* _What you should do_: In the material below, find each line holding the string "title" and copy it.

* _Figure dataset records_:
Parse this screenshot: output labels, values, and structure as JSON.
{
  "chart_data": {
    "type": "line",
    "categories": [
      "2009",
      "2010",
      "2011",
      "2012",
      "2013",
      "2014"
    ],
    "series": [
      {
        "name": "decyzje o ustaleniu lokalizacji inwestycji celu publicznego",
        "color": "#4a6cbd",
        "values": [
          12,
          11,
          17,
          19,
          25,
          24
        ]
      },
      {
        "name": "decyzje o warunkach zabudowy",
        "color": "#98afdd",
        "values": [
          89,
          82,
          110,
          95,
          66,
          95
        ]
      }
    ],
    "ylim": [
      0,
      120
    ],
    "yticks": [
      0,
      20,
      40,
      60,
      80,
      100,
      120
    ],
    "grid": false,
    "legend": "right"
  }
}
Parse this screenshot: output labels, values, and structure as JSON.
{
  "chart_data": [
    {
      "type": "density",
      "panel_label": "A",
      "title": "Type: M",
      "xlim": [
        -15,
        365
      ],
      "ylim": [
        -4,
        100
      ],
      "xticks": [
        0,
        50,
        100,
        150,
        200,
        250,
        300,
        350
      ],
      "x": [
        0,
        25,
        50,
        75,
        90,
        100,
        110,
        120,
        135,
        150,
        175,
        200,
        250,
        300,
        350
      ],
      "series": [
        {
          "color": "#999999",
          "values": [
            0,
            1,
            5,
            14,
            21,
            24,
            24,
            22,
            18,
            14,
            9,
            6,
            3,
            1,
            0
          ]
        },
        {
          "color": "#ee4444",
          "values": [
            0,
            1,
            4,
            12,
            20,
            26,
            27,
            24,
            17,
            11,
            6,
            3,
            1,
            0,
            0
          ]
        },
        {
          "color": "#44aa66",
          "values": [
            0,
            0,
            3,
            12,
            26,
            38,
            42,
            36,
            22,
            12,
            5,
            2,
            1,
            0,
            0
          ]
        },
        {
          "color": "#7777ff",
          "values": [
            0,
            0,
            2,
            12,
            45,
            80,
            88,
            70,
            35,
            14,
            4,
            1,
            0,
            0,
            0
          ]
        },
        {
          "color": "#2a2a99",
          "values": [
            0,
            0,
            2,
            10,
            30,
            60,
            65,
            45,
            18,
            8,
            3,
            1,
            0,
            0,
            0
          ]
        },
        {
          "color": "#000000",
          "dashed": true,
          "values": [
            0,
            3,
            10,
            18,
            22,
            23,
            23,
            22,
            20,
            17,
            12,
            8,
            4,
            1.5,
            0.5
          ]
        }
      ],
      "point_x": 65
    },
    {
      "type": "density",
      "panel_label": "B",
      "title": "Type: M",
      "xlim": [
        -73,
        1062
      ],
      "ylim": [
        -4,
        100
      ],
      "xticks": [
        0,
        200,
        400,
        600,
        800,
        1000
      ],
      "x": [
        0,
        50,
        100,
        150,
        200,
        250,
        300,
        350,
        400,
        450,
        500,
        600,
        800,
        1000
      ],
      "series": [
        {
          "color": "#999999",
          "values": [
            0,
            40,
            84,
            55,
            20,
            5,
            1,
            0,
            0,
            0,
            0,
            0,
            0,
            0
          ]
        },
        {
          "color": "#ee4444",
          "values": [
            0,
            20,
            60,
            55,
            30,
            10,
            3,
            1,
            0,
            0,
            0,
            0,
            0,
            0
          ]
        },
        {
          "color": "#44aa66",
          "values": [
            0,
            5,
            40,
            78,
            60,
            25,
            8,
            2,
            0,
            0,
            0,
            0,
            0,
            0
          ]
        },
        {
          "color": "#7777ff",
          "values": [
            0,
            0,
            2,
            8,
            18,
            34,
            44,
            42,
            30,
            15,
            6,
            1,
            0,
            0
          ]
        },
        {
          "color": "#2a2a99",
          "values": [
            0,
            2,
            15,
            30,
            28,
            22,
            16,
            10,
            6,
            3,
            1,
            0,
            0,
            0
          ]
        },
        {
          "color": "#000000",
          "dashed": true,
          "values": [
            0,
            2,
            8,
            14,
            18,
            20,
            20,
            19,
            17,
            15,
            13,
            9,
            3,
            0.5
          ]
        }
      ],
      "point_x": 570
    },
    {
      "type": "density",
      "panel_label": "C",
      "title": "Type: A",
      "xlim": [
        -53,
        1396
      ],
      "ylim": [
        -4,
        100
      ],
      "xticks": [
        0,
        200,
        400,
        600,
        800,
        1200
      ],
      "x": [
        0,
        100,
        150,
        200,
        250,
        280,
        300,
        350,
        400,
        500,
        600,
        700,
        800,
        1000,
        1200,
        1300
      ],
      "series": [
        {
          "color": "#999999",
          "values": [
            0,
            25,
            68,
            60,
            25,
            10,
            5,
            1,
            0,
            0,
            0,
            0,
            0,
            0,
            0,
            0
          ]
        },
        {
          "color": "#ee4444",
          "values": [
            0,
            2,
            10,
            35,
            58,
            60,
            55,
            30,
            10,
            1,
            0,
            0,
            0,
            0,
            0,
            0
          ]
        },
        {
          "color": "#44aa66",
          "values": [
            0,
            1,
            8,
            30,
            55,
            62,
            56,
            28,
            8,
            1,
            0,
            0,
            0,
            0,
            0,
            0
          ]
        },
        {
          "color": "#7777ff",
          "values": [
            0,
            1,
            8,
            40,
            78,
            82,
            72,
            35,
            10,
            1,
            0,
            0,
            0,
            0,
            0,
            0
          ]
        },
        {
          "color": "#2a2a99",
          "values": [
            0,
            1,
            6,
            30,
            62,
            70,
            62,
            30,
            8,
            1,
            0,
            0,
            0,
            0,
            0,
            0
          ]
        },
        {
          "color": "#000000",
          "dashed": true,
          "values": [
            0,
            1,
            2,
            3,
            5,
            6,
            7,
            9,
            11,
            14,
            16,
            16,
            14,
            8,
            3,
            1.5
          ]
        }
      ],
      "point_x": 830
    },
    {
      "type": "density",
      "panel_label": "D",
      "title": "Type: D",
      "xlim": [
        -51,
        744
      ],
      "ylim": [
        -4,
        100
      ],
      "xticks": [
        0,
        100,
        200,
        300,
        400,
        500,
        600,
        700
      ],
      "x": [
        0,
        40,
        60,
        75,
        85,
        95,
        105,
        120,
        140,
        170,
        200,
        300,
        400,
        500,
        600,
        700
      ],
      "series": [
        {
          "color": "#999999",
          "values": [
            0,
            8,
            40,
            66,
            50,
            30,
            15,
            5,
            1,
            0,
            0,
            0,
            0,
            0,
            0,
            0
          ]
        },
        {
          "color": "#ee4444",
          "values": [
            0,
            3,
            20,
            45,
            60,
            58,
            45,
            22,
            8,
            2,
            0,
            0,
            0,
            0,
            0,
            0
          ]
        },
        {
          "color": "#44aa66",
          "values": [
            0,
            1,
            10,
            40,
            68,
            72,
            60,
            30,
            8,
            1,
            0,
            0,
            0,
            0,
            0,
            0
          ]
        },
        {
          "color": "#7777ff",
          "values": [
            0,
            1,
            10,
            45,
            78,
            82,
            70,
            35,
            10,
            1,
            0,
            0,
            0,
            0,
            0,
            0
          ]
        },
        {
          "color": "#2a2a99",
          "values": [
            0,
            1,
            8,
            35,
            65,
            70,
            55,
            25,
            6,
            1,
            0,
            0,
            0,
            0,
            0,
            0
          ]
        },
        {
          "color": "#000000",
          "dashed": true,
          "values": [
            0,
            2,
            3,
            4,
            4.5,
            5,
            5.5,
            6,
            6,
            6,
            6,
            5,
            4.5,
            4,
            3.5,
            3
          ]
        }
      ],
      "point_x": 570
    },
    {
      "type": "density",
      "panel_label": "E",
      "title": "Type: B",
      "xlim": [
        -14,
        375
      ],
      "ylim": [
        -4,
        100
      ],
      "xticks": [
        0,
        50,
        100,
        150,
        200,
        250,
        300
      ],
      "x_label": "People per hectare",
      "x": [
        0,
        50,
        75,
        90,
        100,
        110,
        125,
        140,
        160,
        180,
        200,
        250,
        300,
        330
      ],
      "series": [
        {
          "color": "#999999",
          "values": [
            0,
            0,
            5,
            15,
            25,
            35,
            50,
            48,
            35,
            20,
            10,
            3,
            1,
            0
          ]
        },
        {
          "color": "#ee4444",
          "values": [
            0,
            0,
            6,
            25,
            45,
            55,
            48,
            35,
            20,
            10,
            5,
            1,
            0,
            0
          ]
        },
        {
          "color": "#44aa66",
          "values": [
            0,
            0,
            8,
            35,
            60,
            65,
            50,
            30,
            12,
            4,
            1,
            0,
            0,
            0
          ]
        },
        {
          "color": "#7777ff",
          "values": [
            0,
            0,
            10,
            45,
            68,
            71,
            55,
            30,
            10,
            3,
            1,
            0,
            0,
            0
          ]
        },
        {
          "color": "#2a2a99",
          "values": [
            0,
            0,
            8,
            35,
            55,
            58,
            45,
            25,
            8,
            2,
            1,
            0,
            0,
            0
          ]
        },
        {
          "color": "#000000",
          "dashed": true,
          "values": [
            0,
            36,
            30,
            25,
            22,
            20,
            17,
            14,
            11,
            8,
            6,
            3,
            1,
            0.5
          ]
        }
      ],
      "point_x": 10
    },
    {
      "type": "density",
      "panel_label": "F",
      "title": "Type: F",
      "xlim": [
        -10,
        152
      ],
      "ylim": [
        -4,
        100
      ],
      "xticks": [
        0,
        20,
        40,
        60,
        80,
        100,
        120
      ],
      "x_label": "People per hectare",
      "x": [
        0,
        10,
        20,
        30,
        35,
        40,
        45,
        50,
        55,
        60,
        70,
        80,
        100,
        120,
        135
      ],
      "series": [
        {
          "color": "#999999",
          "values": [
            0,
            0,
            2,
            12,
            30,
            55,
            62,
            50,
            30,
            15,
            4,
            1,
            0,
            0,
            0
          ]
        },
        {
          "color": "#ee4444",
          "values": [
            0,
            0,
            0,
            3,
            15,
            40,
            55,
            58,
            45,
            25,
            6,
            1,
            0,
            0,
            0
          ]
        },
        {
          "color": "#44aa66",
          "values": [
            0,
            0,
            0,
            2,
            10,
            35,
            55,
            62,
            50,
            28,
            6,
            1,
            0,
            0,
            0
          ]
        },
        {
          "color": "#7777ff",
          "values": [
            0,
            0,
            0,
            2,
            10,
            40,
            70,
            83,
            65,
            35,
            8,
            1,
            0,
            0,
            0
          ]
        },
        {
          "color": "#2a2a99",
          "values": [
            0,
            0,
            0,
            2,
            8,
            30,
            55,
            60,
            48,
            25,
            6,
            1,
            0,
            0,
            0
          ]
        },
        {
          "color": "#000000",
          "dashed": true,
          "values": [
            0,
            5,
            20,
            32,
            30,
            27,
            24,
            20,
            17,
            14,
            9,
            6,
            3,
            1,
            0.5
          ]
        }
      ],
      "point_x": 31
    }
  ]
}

* _Result of this task_:
      "title": "Type: M",
      "title": "Type: M",
      "title": "Type: A",
      "title": "Type: D",
      "title": "Type: B",
      "title": "Type: F",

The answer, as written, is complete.